Leave out every picture, then transcribe the rest of the listing exactly.

■ ■ ■

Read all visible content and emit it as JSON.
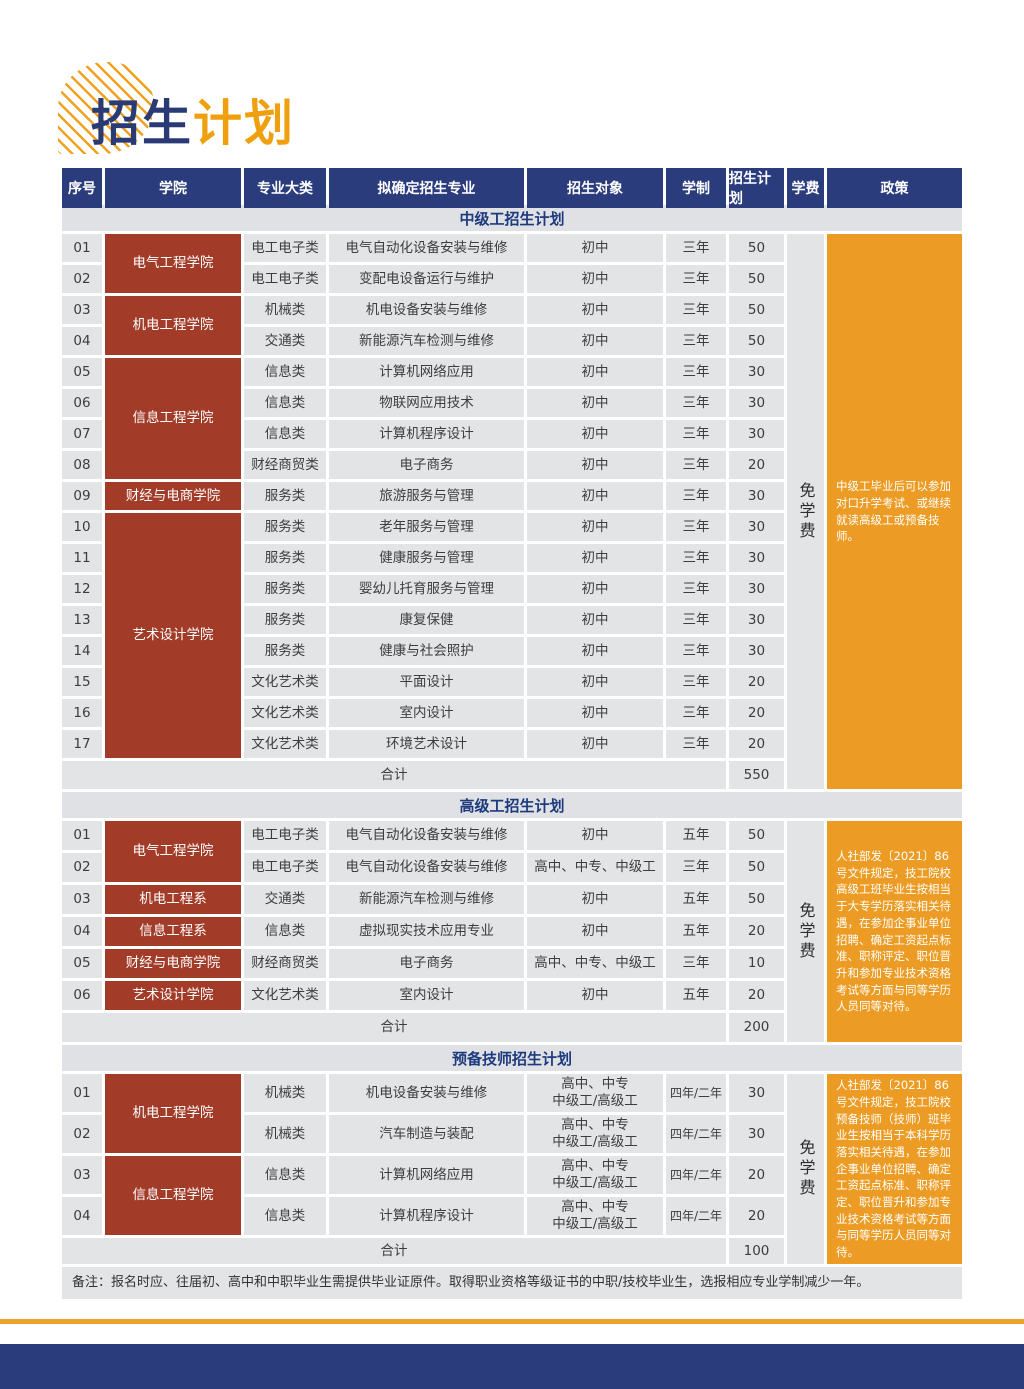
{
  "page": {
    "title_part1": "招生",
    "title_part2": "计划"
  },
  "colors": {
    "navy": "#2B3C7C",
    "brick_red": "#A23B28",
    "orange": "#EC9C24",
    "cell_gray": "#E2E4E6",
    "title_orange": "#F0A00F"
  },
  "table": {
    "headers": [
      "序号",
      "学院",
      "专业大类",
      "拟确定招生专业",
      "招生对象",
      "学制",
      "招生计划",
      "学费",
      "政策"
    ]
  },
  "sections": [
    {
      "title": "中级工招生计划",
      "tuition": "免学费",
      "policy": "中级工毕业后可以参加对口升学考试、或继续就读高级工或预备技师。",
      "total_label": "合计",
      "total": "550",
      "colleges": [
        {
          "name": "电气工程学院",
          "span": 2
        },
        {
          "name": "机电工程学院",
          "span": 2
        },
        {
          "name": "信息工程学院",
          "span": 4
        },
        {
          "name": "财经与电商学院",
          "span": 1
        },
        {
          "name": "艺术设计学院",
          "span": 8
        }
      ],
      "rows": [
        {
          "no": "01",
          "category": "电工电子类",
          "major": "电气自动化设备安装与维修",
          "target": "初中",
          "duration": "三年",
          "plan": "50"
        },
        {
          "no": "02",
          "category": "电工电子类",
          "major": "变配电设备运行与维护",
          "target": "初中",
          "duration": "三年",
          "plan": "50"
        },
        {
          "no": "03",
          "category": "机械类",
          "major": "机电设备安装与维修",
          "target": "初中",
          "duration": "三年",
          "plan": "50"
        },
        {
          "no": "04",
          "category": "交通类",
          "major": "新能源汽车检测与维修",
          "target": "初中",
          "duration": "三年",
          "plan": "50"
        },
        {
          "no": "05",
          "category": "信息类",
          "major": "计算机网络应用",
          "target": "初中",
          "duration": "三年",
          "plan": "30"
        },
        {
          "no": "06",
          "category": "信息类",
          "major": "物联网应用技术",
          "target": "初中",
          "duration": "三年",
          "plan": "30"
        },
        {
          "no": "07",
          "category": "信息类",
          "major": "计算机程序设计",
          "target": "初中",
          "duration": "三年",
          "plan": "30"
        },
        {
          "no": "08",
          "category": "财经商贸类",
          "major": "电子商务",
          "target": "初中",
          "duration": "三年",
          "plan": "20"
        },
        {
          "no": "09",
          "category": "服务类",
          "major": "旅游服务与管理",
          "target": "初中",
          "duration": "三年",
          "plan": "30"
        },
        {
          "no": "10",
          "category": "服务类",
          "major": "老年服务与管理",
          "target": "初中",
          "duration": "三年",
          "plan": "30"
        },
        {
          "no": "11",
          "category": "服务类",
          "major": "健康服务与管理",
          "target": "初中",
          "duration": "三年",
          "plan": "30"
        },
        {
          "no": "12",
          "category": "服务类",
          "major": "婴幼儿托育服务与管理",
          "target": "初中",
          "duration": "三年",
          "plan": "30"
        },
        {
          "no": "13",
          "category": "服务类",
          "major": "康复保健",
          "target": "初中",
          "duration": "三年",
          "plan": "30"
        },
        {
          "no": "14",
          "category": "服务类",
          "major": "健康与社会照护",
          "target": "初中",
          "duration": "三年",
          "plan": "30"
        },
        {
          "no": "15",
          "category": "文化艺术类",
          "major": "平面设计",
          "target": "初中",
          "duration": "三年",
          "plan": "20"
        },
        {
          "no": "16",
          "category": "文化艺术类",
          "major": "室内设计",
          "target": "初中",
          "duration": "三年",
          "plan": "20"
        },
        {
          "no": "17",
          "category": "文化艺术类",
          "major": "环境艺术设计",
          "target": "初中",
          "duration": "三年",
          "plan": "20"
        }
      ]
    },
    {
      "title": "高级工招生计划",
      "tuition": "免学费",
      "policy": "人社部发〔2021〕86号文件规定，技工院校高级工班毕业生按相当于大专学历落实相关待遇，在参加企事业单位招聘、确定工资起点标准、职称评定、职位晋升和参加专业技术资格考试等方面与同等学历人员同等对待。",
      "total_label": "合计",
      "total": "200",
      "colleges": [
        {
          "name": "电气工程学院",
          "span": 2
        },
        {
          "name": "机电工程系",
          "span": 1
        },
        {
          "name": "信息工程系",
          "span": 1
        },
        {
          "name": "财经与电商学院",
          "span": 1
        },
        {
          "name": "艺术设计学院",
          "span": 1
        }
      ],
      "rows": [
        {
          "no": "01",
          "category": "电工电子类",
          "major": "电气自动化设备安装与维修",
          "target": "初中",
          "duration": "五年",
          "plan": "50"
        },
        {
          "no": "02",
          "category": "电工电子类",
          "major": "电气自动化设备安装与维修",
          "target": "高中、中专、中级工",
          "duration": "三年",
          "plan": "50"
        },
        {
          "no": "03",
          "category": "交通类",
          "major": "新能源汽车检测与维修",
          "target": "初中",
          "duration": "五年",
          "plan": "50"
        },
        {
          "no": "04",
          "category": "信息类",
          "major": "虚拟现实技术应用专业",
          "target": "初中",
          "duration": "五年",
          "plan": "20"
        },
        {
          "no": "05",
          "category": "财经商贸类",
          "major": "电子商务",
          "target": "高中、中专、中级工",
          "duration": "三年",
          "plan": "10"
        },
        {
          "no": "06",
          "category": "文化艺术类",
          "major": "室内设计",
          "target": "初中",
          "duration": "五年",
          "plan": "20"
        }
      ]
    },
    {
      "title": "预备技师招生计划",
      "tuition": "免学费",
      "policy": "人社部发〔2021〕86号文件规定，技工院校预备技师（技师）班毕业生按相当于本科学历落实相关待遇，在参加企事业单位招聘、确定工资起点标准、职称评定、职位晋升和参加专业技术资格考试等方面与同等学历人员同等对待。",
      "total_label": "合计",
      "total": "100",
      "colleges": [
        {
          "name": "机电工程学院",
          "span": 2
        },
        {
          "name": "信息工程学院",
          "span": 2
        }
      ],
      "rows": [
        {
          "no": "01",
          "category": "机械类",
          "major": "机电设备安装与维修",
          "target": "高中、中专\n中级工/高级工",
          "duration": "四年/二年",
          "plan": "30"
        },
        {
          "no": "02",
          "category": "机械类",
          "major": "汽车制造与装配",
          "target": "高中、中专\n中级工/高级工",
          "duration": "四年/二年",
          "plan": "30"
        },
        {
          "no": "03",
          "category": "信息类",
          "major": "计算机网络应用",
          "target": "高中、中专\n中级工/高级工",
          "duration": "四年/二年",
          "plan": "20"
        },
        {
          "no": "04",
          "category": "信息类",
          "major": "计算机程序设计",
          "target": "高中、中专\n中级工/高级工",
          "duration": "四年/二年",
          "plan": "20"
        }
      ]
    }
  ],
  "note": "备注：报名时应、往届初、高中和中职毕业生需提供毕业证原件。取得职业资格等级证书的中职/技校毕业生，选报相应专业学制减少一年。"
}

■ ■ ■

Exercise solution:
Read all visible content and emit it as JSON.
{
  "page": {
    "title_part1": "招生",
    "title_part2": "计划"
  },
  "colors": {
    "navy": "#2B3C7C",
    "brick_red": "#A23B28",
    "orange": "#EC9C24",
    "cell_gray": "#E2E4E6",
    "title_orange": "#F0A00F"
  },
  "table": {
    "headers": [
      "序号",
      "学院",
      "专业大类",
      "拟确定招生专业",
      "招生对象",
      "学制",
      "招生计划",
      "学费",
      "政策"
    ]
  },
  "sections": [
    {
      "title": "中级工招生计划",
      "tuition": "免学费",
      "policy": "中级工毕业后可以参加对口升学考试、或继续就读高级工或预备技师。",
      "total_label": "合计",
      "total": "550",
      "colleges": [
        {
          "name": "电气工程学院",
          "span": 2
        },
        {
          "name": "机电工程学院",
          "span": 2
        },
        {
          "name": "信息工程学院",
          "span": 4
        },
        {
          "name": "财经与电商学院",
          "span": 1
        },
        {
          "name": "艺术设计学院",
          "span": 8
        }
      ],
      "rows": [
        {
          "no": "01",
          "category": "电工电子类",
          "major": "电气自动化设备安装与维修",
          "target": "初中",
          "duration": "三年",
          "plan": "50"
        },
        {
          "no": "02",
          "category": "电工电子类",
          "major": "变配电设备运行与维护",
          "target": "初中",
          "duration": "三年",
          "plan": "50"
        },
        {
          "no": "03",
          "category": "机械类",
          "major": "机电设备安装与维修",
          "target": "初中",
          "duration": "三年",
          "plan": "50"
        },
        {
          "no": "04",
          "category": "交通类",
          "major": "新能源汽车检测与维修",
          "target": "初中",
          "duration": "三年",
          "plan": "50"
        },
        {
          "no": "05",
          "category": "信息类",
          "major": "计算机网络应用",
          "target": "初中",
          "duration": "三年",
          "plan": "30"
        },
        {
          "no": "06",
          "category": "信息类",
          "major": "物联网应用技术",
          "target": "初中",
          "duration": "三年",
          "plan": "30"
        },
        {
          "no": "07",
          "category": "信息类",
          "major": "计算机程序设计",
          "target": "初中",
          "duration": "三年",
          "plan": "30"
        },
        {
          "no": "08",
          "category": "财经商贸类",
          "major": "电子商务",
          "target": "初中",
          "duration": "三年",
          "plan": "20"
        },
        {
          "no": "09",
          "category": "服务类",
          "major": "旅游服务与管理",
          "target": "初中",
          "duration": "三年",
          "plan": "30"
        },
        {
          "no": "10",
          "category": "服务类",
          "major": "老年服务与管理",
          "target": "初中",
          "duration": "三年",
          "plan": "30"
        },
        {
          "no": "11",
          "category": "服务类",
          "major": "健康服务与管理",
          "target": "初中",
          "duration": "三年",
          "plan": "30"
        },
        {
          "no": "12",
          "category": "服务类",
          "major": "婴幼儿托育服务与管理",
          "target": "初中",
          "duration": "三年",
          "plan": "30"
        },
        {
          "no": "13",
          "category": "服务类",
          "major": "康复保健",
          "target": "初中",
          "duration": "三年",
          "plan": "30"
        },
        {
          "no": "14",
          "category": "服务类",
          "major": "健康与社会照护",
          "target": "初中",
          "duration": "三年",
          "plan": "30"
        },
        {
          "no": "15",
          "category": "文化艺术类",
          "major": "平面设计",
          "target": "初中",
          "duration": "三年",
          "plan": "20"
        },
        {
          "no": "16",
          "category": "文化艺术类",
          "major": "室内设计",
          "target": "初中",
          "duration": "三年",
          "plan": "20"
        },
        {
          "no": "17",
          "category": "文化艺术类",
          "major": "环境艺术设计",
          "target": "初中",
          "duration": "三年",
          "plan": "20"
        }
      ]
    },
    {
      "title": "高级工招生计划",
      "tuition": "免学费",
      "policy": "人社部发〔2021〕86号文件规定，技工院校高级工班毕业生按相当于大专学历落实相关待遇，在参加企事业单位招聘、确定工资起点标准、职称评定、职位晋升和参加专业技术资格考试等方面与同等学历人员同等对待。",
      "total_label": "合计",
      "total": "200",
      "colleges": [
        {
          "name": "电气工程学院",
          "span": 2
        },
        {
          "name": "机电工程系",
          "span": 1
        },
        {
          "name": "信息工程系",
          "span": 1
        },
        {
          "name": "财经与电商学院",
          "span": 1
        },
        {
          "name": "艺术设计学院",
          "span": 1
        }
      ],
      "rows": [
        {
          "no": "01",
          "category": "电工电子类",
          "major": "电气自动化设备安装与维修",
          "target": "初中",
          "duration": "五年",
          "plan": "50"
        },
        {
          "no": "02",
          "category": "电工电子类",
          "major": "电气自动化设备安装与维修",
          "target": "高中、中专、中级工",
          "duration": "三年",
          "plan": "50"
        },
        {
          "no": "03",
          "category": "交通类",
          "major": "新能源汽车检测与维修",
          "target": "初中",
          "duration": "五年",
          "plan": "50"
        },
        {
          "no": "04",
          "category": "信息类",
          "major": "虚拟现实技术应用专业",
          "target": "初中",
          "duration": "五年",
          "plan": "20"
        },
        {
          "no": "05",
          "category": "财经商贸类",
          "major": "电子商务",
          "target": "高中、中专、中级工",
          "duration": "三年",
          "plan": "10"
        },
        {
          "no": "06",
          "category": "文化艺术类",
          "major": "室内设计",
          "target": "初中",
          "duration": "五年",
          "plan": "20"
        }
      ]
    },
    {
      "title": "预备技师招生计划",
      "tuition": "免学费",
      "policy": "人社部发〔2021〕86号文件规定，技工院校预备技师（技师）班毕业生按相当于本科学历落实相关待遇，在参加企事业单位招聘、确定工资起点标准、职称评定、职位晋升和参加专业技术资格考试等方面与同等学历人员同等对待。",
      "total_label": "合计",
      "total": "100",
      "colleges": [
        {
          "name": "机电工程学院",
          "span": 2
        },
        {
          "name": "信息工程学院",
          "span": 2
        }
      ],
      "rows": [
        {
          "no": "01",
          "category": "机械类",
          "major": "机电设备安装与维修",
          "target": "高中、中专\n中级工/高级工",
          "duration": "四年/二年",
          "plan": "30"
        },
        {
          "no": "02",
          "category": "机械类",
          "major": "汽车制造与装配",
          "target": "高中、中专\n中级工/高级工",
          "duration": "四年/二年",
          "plan": "30"
        },
        {
          "no": "03",
          "category": "信息类",
          "major": "计算机网络应用",
          "target": "高中、中专\n中级工/高级工",
          "duration": "四年/二年",
          "plan": "20"
        },
        {
          "no": "04",
          "category": "信息类",
          "major": "计算机程序设计",
          "target": "高中、中专\n中级工/高级工",
          "duration": "四年/二年",
          "plan": "20"
        }
      ]
    }
  ],
  "note": "备注：报名时应、往届初、高中和中职毕业生需提供毕业证原件。取得职业资格等级证书的中职/技校毕业生，选报相应专业学制减少一年。"
}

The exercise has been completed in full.